Start of GIVEN RECORDS
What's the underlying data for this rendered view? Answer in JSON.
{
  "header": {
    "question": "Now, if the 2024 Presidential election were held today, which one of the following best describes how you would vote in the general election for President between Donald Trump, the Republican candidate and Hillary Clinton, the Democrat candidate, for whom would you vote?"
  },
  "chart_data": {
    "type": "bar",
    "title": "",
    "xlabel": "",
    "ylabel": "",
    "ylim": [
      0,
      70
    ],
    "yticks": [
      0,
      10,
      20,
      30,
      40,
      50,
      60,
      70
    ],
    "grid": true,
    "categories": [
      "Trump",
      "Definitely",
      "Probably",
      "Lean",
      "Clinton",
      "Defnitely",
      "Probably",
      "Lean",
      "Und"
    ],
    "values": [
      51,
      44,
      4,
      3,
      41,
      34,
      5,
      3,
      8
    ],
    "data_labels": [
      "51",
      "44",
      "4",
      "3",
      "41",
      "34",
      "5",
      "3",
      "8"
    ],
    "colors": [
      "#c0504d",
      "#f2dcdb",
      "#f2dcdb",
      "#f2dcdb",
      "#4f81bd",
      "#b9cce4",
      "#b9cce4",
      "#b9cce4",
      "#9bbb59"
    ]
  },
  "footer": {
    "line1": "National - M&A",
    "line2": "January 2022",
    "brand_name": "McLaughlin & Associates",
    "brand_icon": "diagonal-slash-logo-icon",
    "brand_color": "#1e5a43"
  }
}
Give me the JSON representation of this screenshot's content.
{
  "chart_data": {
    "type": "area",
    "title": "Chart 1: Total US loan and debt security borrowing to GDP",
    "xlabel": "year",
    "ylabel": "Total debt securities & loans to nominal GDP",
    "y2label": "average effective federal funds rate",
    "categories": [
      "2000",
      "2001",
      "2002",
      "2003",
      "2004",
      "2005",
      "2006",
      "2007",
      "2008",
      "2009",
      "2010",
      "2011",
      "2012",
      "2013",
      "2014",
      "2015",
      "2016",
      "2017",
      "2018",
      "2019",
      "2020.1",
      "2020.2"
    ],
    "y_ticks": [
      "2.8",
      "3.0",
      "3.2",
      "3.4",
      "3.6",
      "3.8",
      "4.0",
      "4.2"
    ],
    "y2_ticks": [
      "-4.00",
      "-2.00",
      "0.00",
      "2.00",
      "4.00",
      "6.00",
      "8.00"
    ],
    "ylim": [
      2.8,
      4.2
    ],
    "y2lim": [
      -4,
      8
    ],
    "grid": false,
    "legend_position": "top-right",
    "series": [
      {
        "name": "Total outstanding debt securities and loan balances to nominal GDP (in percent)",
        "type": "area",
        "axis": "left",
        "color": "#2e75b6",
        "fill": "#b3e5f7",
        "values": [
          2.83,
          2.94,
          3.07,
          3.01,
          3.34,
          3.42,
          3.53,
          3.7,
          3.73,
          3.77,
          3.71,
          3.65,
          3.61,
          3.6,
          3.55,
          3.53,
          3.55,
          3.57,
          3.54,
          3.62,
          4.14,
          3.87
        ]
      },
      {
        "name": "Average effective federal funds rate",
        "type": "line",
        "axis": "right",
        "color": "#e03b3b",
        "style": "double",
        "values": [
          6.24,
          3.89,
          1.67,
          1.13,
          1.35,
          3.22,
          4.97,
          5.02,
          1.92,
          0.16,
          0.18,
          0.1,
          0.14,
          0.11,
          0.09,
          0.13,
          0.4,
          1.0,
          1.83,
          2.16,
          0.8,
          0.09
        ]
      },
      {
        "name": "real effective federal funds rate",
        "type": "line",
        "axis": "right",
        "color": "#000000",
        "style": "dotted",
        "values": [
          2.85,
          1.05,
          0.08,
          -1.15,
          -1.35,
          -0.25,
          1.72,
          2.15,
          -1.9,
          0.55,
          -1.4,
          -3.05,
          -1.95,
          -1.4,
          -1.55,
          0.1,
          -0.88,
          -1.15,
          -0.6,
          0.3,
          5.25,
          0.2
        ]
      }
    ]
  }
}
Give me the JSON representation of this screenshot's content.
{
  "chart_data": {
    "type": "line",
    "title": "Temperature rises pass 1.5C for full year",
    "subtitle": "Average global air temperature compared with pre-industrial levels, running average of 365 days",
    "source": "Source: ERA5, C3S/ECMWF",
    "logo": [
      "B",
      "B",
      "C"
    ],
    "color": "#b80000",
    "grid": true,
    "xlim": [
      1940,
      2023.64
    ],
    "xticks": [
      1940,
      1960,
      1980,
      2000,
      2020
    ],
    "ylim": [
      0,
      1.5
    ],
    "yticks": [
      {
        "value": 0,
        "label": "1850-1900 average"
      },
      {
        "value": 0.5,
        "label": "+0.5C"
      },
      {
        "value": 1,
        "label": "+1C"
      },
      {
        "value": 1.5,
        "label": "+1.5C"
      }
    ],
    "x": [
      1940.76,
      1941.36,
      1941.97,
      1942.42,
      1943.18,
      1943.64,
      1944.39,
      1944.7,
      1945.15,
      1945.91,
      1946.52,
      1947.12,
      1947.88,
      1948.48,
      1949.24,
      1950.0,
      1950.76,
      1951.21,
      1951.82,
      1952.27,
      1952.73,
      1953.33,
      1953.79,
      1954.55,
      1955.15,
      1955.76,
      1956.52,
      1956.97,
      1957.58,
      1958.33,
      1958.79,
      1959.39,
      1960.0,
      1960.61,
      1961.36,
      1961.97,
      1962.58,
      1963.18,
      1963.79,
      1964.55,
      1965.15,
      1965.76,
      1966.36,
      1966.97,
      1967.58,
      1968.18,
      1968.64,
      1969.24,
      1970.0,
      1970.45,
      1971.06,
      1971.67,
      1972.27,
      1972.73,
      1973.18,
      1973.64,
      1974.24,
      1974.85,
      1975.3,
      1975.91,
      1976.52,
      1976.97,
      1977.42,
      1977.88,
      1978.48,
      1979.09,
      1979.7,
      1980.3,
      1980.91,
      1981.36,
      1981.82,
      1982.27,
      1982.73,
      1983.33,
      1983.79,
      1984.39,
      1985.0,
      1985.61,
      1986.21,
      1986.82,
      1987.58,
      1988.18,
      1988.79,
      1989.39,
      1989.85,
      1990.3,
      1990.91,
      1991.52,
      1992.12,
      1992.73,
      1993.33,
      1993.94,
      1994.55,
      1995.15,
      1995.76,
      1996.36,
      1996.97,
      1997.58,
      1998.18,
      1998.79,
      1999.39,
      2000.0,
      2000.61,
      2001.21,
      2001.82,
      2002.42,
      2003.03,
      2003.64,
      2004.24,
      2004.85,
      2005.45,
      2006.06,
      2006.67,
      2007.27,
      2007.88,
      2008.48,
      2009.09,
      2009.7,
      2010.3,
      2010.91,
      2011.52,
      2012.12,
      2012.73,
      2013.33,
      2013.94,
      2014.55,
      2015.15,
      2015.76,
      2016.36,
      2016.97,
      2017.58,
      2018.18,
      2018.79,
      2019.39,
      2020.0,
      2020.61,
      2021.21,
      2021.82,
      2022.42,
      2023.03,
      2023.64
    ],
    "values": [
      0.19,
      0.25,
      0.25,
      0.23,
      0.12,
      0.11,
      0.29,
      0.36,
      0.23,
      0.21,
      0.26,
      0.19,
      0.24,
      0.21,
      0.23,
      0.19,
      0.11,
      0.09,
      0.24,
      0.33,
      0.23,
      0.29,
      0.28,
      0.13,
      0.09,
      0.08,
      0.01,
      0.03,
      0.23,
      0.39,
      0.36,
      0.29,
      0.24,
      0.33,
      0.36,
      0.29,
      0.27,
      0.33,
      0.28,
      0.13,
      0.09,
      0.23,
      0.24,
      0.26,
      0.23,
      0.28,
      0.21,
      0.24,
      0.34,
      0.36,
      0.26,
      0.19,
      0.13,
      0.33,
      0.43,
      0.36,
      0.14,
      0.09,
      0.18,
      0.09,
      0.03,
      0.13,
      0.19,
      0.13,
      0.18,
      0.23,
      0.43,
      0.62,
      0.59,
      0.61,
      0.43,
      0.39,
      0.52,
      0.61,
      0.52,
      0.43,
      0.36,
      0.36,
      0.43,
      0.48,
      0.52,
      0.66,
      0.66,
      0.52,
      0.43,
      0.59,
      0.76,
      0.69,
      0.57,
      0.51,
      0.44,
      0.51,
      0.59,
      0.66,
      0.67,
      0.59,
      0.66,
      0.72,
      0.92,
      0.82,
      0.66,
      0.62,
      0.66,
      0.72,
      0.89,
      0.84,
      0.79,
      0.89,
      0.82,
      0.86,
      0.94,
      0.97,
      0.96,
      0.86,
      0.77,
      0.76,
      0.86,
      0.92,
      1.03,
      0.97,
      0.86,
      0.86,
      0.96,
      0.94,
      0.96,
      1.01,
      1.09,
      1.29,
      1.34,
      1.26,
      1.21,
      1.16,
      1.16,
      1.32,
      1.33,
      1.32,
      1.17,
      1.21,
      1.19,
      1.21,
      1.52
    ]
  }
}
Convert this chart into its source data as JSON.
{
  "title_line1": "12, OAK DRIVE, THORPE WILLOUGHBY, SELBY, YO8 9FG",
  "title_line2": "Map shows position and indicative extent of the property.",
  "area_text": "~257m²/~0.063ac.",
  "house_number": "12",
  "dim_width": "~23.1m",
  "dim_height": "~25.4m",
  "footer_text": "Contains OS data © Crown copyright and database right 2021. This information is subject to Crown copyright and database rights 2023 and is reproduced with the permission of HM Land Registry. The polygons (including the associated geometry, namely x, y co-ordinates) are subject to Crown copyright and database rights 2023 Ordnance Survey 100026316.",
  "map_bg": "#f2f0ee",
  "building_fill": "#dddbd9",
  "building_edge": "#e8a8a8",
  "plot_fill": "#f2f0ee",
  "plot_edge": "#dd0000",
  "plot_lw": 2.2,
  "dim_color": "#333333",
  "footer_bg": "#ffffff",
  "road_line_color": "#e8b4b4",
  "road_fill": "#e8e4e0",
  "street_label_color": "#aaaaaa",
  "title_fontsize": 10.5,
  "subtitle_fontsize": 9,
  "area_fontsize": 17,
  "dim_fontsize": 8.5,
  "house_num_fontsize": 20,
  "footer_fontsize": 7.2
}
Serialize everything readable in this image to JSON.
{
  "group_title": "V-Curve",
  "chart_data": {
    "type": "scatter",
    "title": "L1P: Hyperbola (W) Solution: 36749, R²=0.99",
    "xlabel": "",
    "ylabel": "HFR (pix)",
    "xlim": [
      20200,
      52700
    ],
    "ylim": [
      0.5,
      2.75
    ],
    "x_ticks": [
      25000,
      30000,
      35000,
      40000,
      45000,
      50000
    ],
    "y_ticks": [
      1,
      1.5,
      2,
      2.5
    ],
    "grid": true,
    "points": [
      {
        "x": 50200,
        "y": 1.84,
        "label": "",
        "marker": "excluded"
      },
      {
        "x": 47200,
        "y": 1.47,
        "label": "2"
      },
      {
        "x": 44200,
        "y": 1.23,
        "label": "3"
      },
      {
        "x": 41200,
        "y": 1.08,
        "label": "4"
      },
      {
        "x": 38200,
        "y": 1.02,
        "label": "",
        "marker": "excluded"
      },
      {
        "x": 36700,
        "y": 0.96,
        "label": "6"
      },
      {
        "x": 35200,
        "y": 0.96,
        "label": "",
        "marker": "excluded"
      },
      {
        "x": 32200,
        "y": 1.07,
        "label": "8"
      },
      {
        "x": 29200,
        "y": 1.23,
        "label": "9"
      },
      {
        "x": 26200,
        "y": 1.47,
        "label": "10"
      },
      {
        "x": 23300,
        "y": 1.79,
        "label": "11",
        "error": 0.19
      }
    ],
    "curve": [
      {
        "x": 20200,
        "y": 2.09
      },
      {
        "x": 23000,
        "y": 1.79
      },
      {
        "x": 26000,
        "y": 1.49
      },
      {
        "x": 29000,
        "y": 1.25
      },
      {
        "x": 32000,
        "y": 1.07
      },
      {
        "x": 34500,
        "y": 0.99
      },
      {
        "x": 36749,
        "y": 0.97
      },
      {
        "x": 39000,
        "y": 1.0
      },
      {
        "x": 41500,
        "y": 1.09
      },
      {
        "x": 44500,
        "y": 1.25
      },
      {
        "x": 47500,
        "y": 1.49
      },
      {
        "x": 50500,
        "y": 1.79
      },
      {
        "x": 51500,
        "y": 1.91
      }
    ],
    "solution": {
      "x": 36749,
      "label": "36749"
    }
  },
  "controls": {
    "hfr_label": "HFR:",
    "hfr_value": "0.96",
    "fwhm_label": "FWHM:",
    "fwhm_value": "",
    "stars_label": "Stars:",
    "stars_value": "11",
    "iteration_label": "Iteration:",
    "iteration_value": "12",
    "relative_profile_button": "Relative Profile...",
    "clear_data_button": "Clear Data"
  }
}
End of GIVEN RECORDS
Count the lines that hold the string "securities", and reply with that number alone.

• [ANSWER TO THIS EXERCISE] 2